_GIVEN INSTRUCTION_
State the number of lines that contain "free", with no other text.

_MATERIAL FOR THIS EXERCISE_
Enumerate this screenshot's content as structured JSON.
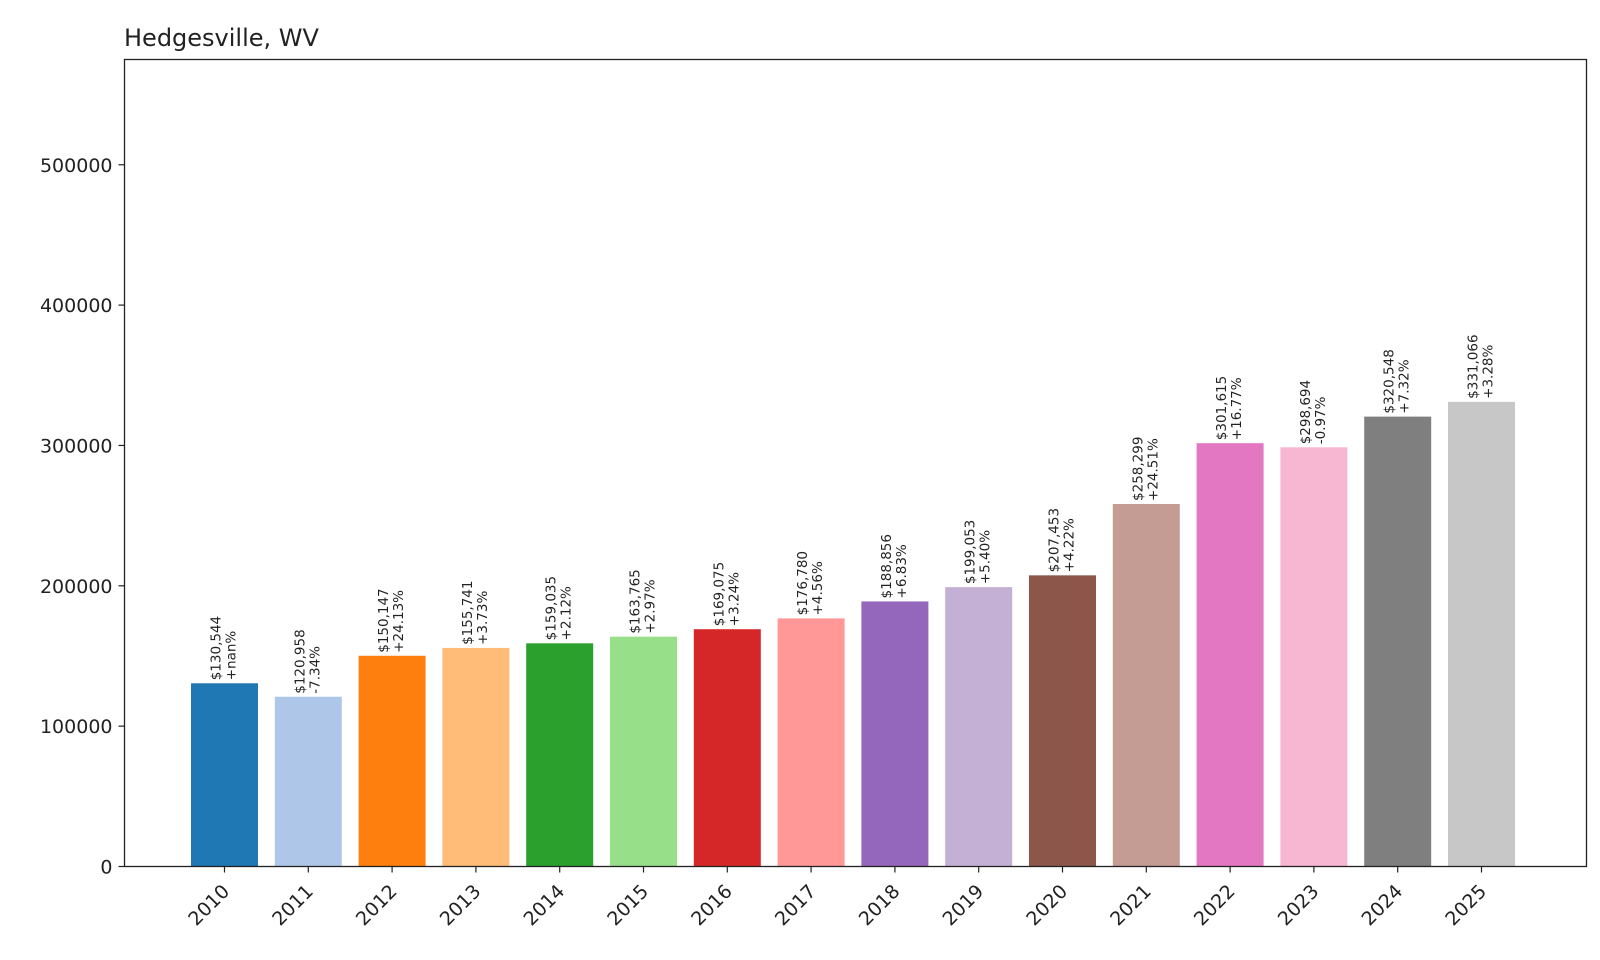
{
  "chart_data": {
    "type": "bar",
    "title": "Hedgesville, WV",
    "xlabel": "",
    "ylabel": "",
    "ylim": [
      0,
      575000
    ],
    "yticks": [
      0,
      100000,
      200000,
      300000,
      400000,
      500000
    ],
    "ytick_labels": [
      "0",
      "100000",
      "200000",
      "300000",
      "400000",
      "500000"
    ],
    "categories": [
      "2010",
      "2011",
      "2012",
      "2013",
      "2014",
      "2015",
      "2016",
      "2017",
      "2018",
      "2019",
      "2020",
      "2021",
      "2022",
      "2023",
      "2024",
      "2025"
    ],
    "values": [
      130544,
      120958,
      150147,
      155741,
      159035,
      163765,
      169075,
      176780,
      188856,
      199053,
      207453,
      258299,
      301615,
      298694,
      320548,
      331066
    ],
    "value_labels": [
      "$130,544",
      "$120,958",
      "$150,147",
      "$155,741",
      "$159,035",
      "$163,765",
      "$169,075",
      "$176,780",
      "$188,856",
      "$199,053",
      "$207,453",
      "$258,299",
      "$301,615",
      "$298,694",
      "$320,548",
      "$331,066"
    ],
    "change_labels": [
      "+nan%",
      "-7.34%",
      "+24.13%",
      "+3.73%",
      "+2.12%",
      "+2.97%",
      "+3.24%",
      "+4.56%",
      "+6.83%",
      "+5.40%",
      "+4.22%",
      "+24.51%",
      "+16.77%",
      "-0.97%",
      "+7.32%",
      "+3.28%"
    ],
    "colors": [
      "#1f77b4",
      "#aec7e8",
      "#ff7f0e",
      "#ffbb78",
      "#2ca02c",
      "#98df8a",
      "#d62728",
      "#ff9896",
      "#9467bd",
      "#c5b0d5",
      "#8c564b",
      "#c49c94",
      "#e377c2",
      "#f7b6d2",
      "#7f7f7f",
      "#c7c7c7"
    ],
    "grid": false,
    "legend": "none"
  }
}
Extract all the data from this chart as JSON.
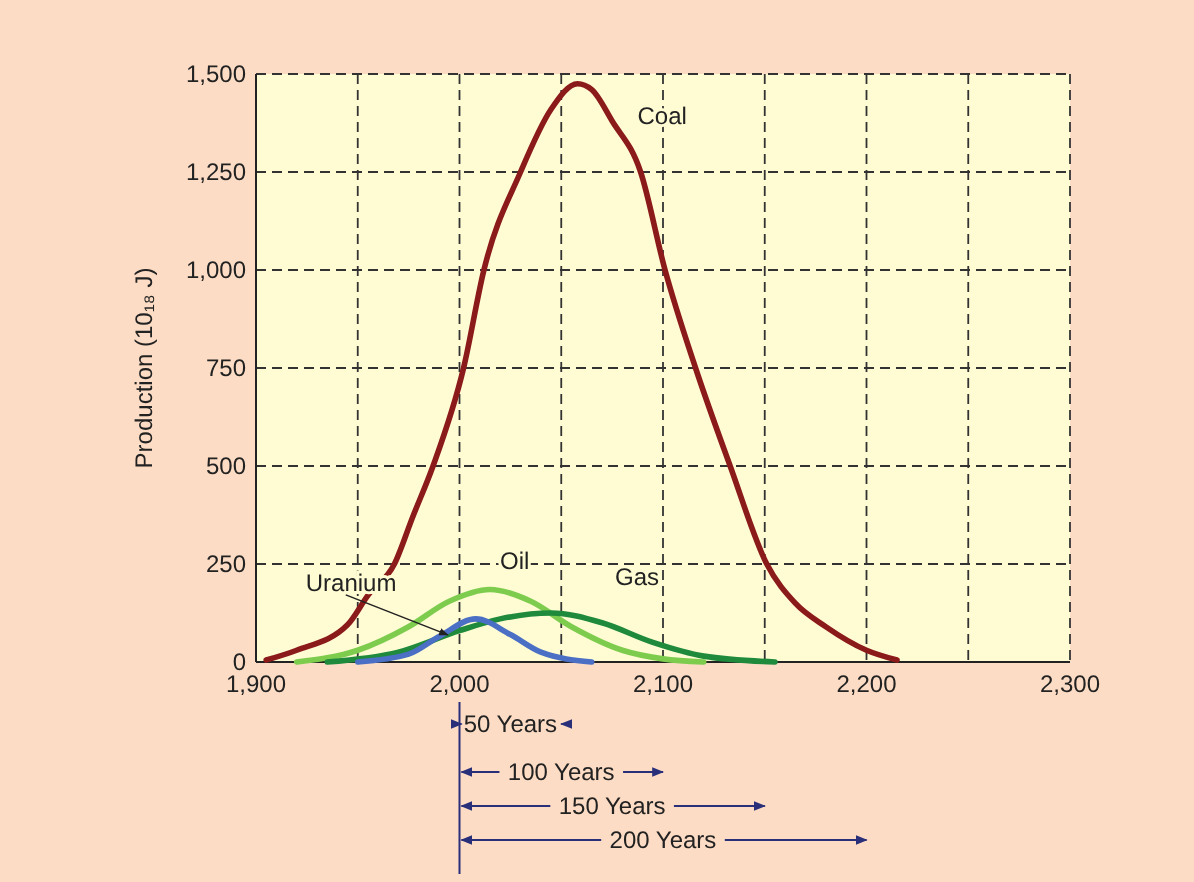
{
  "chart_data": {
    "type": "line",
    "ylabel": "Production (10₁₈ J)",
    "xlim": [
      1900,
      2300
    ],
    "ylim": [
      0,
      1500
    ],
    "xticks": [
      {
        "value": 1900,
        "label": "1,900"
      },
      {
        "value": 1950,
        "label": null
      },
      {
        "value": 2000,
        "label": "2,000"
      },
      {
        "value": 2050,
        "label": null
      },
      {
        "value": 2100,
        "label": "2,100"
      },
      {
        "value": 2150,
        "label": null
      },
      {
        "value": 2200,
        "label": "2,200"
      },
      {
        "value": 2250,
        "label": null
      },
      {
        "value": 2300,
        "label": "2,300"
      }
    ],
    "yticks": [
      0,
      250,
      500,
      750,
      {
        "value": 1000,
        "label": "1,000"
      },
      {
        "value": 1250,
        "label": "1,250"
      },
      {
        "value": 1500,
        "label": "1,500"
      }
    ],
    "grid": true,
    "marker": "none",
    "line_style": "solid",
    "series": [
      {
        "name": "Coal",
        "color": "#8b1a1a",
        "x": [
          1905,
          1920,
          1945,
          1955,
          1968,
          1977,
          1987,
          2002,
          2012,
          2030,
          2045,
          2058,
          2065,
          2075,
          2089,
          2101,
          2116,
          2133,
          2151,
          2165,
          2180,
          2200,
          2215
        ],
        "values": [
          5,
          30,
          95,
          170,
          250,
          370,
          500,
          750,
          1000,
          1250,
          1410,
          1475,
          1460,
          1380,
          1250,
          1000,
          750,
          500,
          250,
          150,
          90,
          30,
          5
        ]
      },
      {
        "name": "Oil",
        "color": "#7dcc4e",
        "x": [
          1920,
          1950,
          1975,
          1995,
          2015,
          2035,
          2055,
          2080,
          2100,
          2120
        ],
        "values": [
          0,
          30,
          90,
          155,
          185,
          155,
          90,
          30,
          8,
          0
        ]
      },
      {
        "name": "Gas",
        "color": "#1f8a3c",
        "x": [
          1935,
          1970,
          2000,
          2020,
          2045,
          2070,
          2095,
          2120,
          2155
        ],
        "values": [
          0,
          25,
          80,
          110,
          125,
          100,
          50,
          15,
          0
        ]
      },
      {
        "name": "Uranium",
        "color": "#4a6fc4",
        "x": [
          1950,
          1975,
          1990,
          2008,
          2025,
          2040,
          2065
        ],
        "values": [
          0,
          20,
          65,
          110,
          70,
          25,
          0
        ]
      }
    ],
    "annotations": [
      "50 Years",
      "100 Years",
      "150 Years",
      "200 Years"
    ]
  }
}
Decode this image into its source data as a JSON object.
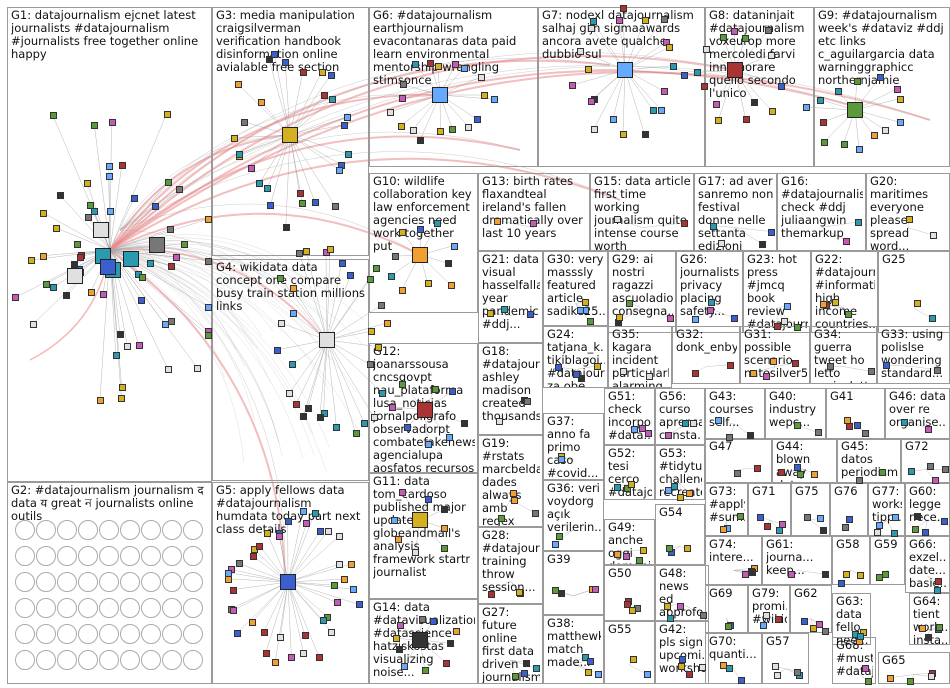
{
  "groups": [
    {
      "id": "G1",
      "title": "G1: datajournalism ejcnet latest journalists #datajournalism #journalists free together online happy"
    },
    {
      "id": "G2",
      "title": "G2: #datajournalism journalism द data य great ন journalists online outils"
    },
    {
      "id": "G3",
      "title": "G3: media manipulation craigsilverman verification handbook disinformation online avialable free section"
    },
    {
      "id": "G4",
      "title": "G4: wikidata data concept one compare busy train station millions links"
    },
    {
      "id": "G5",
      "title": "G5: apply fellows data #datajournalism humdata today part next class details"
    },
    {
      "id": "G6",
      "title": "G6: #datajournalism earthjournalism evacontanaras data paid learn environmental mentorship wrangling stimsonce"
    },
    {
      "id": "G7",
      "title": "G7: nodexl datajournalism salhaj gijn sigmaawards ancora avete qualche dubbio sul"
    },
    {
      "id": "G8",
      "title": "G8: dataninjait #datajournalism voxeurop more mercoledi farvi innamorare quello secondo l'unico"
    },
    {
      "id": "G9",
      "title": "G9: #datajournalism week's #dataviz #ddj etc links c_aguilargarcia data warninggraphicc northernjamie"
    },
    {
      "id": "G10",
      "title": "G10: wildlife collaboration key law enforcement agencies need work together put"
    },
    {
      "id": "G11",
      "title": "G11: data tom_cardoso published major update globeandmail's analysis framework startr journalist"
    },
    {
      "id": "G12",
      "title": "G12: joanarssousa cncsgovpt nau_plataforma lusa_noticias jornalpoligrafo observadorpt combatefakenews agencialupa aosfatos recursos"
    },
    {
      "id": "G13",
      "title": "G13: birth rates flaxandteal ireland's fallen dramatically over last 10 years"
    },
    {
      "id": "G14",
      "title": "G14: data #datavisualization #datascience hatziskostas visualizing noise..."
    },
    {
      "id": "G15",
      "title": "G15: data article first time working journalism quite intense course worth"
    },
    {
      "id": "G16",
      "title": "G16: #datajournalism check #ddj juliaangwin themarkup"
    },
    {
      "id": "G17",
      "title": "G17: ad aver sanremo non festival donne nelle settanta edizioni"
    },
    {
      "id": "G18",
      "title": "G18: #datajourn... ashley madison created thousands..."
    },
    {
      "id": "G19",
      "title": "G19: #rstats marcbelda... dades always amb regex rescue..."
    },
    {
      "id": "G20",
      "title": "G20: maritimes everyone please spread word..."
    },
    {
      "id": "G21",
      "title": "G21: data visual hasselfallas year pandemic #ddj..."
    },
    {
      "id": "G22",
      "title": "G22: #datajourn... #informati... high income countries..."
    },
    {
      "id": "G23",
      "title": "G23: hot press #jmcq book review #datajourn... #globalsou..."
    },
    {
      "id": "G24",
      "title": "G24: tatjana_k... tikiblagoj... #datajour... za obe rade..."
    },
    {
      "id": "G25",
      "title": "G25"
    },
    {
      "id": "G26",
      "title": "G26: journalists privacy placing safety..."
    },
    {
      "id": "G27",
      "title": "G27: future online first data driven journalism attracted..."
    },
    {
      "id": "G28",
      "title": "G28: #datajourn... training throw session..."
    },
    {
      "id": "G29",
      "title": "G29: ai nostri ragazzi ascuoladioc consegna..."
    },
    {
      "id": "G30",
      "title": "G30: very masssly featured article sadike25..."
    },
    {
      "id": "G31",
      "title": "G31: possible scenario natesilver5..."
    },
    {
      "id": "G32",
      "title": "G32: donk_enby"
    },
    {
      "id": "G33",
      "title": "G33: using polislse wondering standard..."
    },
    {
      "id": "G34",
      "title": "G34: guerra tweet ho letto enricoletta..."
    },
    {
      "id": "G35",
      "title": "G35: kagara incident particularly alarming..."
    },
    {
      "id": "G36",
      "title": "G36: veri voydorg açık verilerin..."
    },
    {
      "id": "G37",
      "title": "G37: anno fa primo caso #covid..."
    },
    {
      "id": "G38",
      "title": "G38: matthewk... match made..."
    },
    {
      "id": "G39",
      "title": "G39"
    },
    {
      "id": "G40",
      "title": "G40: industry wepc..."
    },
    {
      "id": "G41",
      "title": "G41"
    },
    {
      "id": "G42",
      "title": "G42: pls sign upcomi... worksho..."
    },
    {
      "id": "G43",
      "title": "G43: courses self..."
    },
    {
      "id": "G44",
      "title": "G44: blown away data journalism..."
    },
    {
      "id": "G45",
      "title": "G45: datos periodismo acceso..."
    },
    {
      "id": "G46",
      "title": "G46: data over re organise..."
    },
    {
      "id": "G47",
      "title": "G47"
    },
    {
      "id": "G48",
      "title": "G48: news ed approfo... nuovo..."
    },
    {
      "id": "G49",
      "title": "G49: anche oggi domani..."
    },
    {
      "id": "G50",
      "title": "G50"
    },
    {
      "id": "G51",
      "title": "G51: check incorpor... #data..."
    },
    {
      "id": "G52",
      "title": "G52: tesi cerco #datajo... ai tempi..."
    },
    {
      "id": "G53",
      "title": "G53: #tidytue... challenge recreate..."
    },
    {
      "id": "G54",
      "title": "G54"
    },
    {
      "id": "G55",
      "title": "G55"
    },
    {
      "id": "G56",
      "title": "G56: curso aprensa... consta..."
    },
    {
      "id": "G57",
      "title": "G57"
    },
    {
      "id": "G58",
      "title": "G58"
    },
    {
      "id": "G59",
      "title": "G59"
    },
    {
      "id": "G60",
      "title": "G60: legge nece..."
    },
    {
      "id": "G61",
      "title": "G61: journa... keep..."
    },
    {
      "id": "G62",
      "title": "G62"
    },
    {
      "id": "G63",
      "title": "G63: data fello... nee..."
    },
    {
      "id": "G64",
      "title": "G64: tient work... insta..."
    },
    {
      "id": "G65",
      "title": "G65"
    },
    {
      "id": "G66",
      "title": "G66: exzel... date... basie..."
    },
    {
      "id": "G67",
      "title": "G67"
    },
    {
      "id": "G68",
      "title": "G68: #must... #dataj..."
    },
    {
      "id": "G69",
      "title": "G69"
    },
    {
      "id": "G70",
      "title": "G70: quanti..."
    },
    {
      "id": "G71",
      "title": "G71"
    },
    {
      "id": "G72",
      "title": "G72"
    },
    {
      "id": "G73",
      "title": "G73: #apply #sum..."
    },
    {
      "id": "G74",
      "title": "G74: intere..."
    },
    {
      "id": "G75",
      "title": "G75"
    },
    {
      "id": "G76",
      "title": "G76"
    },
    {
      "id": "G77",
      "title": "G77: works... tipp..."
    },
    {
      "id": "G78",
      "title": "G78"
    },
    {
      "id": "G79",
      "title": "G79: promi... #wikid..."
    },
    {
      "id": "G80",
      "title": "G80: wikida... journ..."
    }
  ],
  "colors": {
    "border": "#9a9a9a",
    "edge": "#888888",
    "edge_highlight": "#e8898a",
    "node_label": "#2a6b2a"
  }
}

_SOLUTION_
2